*Your objective*
Output the material beneath this task exactly, images excluded.

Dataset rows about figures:
--- Start ---
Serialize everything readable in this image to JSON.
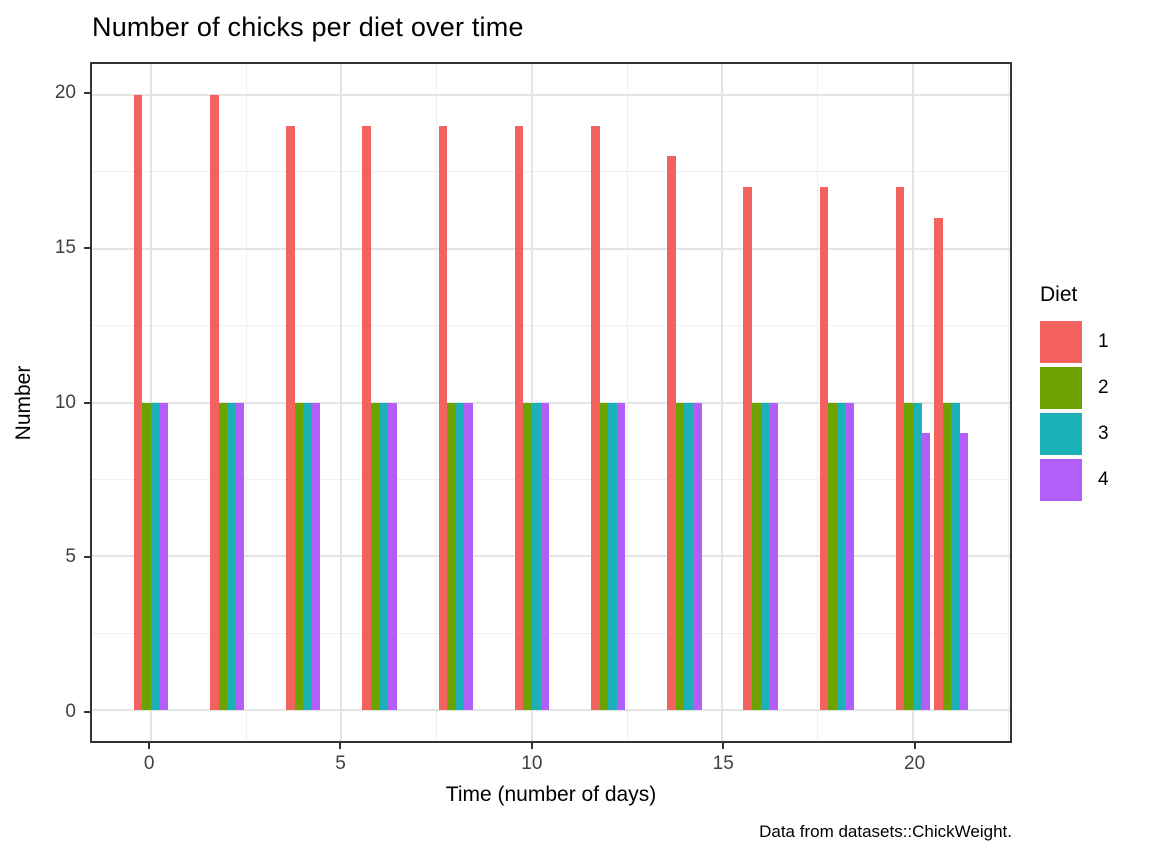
{
  "title": "Number of chicks per diet over time",
  "caption": "Data from datasets::ChickWeight.",
  "legend": {
    "title": "Diet",
    "entries": [
      {
        "label": "1",
        "color": "#F3625F"
      },
      {
        "label": "2",
        "color": "#6DA300"
      },
      {
        "label": "3",
        "color": "#1CB0B7"
      },
      {
        "label": "4",
        "color": "#B45EF9"
      }
    ]
  },
  "chart_data": {
    "type": "bar",
    "title": "Number of chicks per diet over time",
    "xlabel": "Time (number of days)",
    "ylabel": "Number",
    "categories": [
      0,
      2,
      4,
      6,
      8,
      10,
      12,
      14,
      16,
      18,
      20,
      21
    ],
    "series": [
      {
        "name": "1",
        "color": "#F3625F",
        "values": [
          20,
          20,
          19,
          19,
          19,
          19,
          19,
          18,
          17,
          17,
          17,
          16
        ]
      },
      {
        "name": "2",
        "color": "#6DA300",
        "values": [
          10,
          10,
          10,
          10,
          10,
          10,
          10,
          10,
          10,
          10,
          10,
          10
        ]
      },
      {
        "name": "3",
        "color": "#1CB0B7",
        "values": [
          10,
          10,
          10,
          10,
          10,
          10,
          10,
          10,
          10,
          10,
          10,
          10
        ]
      },
      {
        "name": "4",
        "color": "#B45EF9",
        "values": [
          10,
          10,
          10,
          10,
          10,
          10,
          10,
          10,
          10,
          10,
          9,
          9
        ]
      }
    ],
    "xlim": [
      -1.545,
      22.545
    ],
    "ylim": [
      -1,
      21
    ],
    "x_ticks": [
      0,
      5,
      10,
      15,
      20
    ],
    "y_ticks": [
      0,
      5,
      10,
      15,
      20
    ],
    "x_minor_ticks": [
      2.5,
      7.5,
      12.5,
      17.5,
      22.5
    ],
    "y_minor_ticks": [
      2.5,
      7.5,
      12.5,
      17.5
    ],
    "bar_width": 0.225,
    "dodge_width": 0.9,
    "grid": true,
    "legend_title": "Diet",
    "legend_position": "right",
    "colors": {
      "grid_major": "#e4e4e4",
      "grid_minor": "#efefef",
      "panel_border": "#333333",
      "axis_text": "#404040"
    }
  }
}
--- End ---
*Result for this exercise*
Serialize everything readable in this image to JSON.
{
  "title": "Number of chicks per diet over time",
  "caption": "Data from datasets::ChickWeight.",
  "legend": {
    "title": "Diet",
    "entries": [
      {
        "label": "1",
        "color": "#F3625F"
      },
      {
        "label": "2",
        "color": "#6DA300"
      },
      {
        "label": "3",
        "color": "#1CB0B7"
      },
      {
        "label": "4",
        "color": "#B45EF9"
      }
    ]
  },
  "chart_data": {
    "type": "bar",
    "title": "Number of chicks per diet over time",
    "xlabel": "Time (number of days)",
    "ylabel": "Number",
    "categories": [
      0,
      2,
      4,
      6,
      8,
      10,
      12,
      14,
      16,
      18,
      20,
      21
    ],
    "series": [
      {
        "name": "1",
        "color": "#F3625F",
        "values": [
          20,
          20,
          19,
          19,
          19,
          19,
          19,
          18,
          17,
          17,
          17,
          16
        ]
      },
      {
        "name": "2",
        "color": "#6DA300",
        "values": [
          10,
          10,
          10,
          10,
          10,
          10,
          10,
          10,
          10,
          10,
          10,
          10
        ]
      },
      {
        "name": "3",
        "color": "#1CB0B7",
        "values": [
          10,
          10,
          10,
          10,
          10,
          10,
          10,
          10,
          10,
          10,
          10,
          10
        ]
      },
      {
        "name": "4",
        "color": "#B45EF9",
        "values": [
          10,
          10,
          10,
          10,
          10,
          10,
          10,
          10,
          10,
          10,
          9,
          9
        ]
      }
    ],
    "xlim": [
      -1.545,
      22.545
    ],
    "ylim": [
      -1,
      21
    ],
    "x_ticks": [
      0,
      5,
      10,
      15,
      20
    ],
    "y_ticks": [
      0,
      5,
      10,
      15,
      20
    ],
    "x_minor_ticks": [
      2.5,
      7.5,
      12.5,
      17.5,
      22.5
    ],
    "y_minor_ticks": [
      2.5,
      7.5,
      12.5,
      17.5
    ],
    "bar_width": 0.225,
    "dodge_width": 0.9,
    "grid": true,
    "legend_title": "Diet",
    "legend_position": "right",
    "colors": {
      "grid_major": "#e4e4e4",
      "grid_minor": "#efefef",
      "panel_border": "#333333",
      "axis_text": "#404040"
    }
  }
}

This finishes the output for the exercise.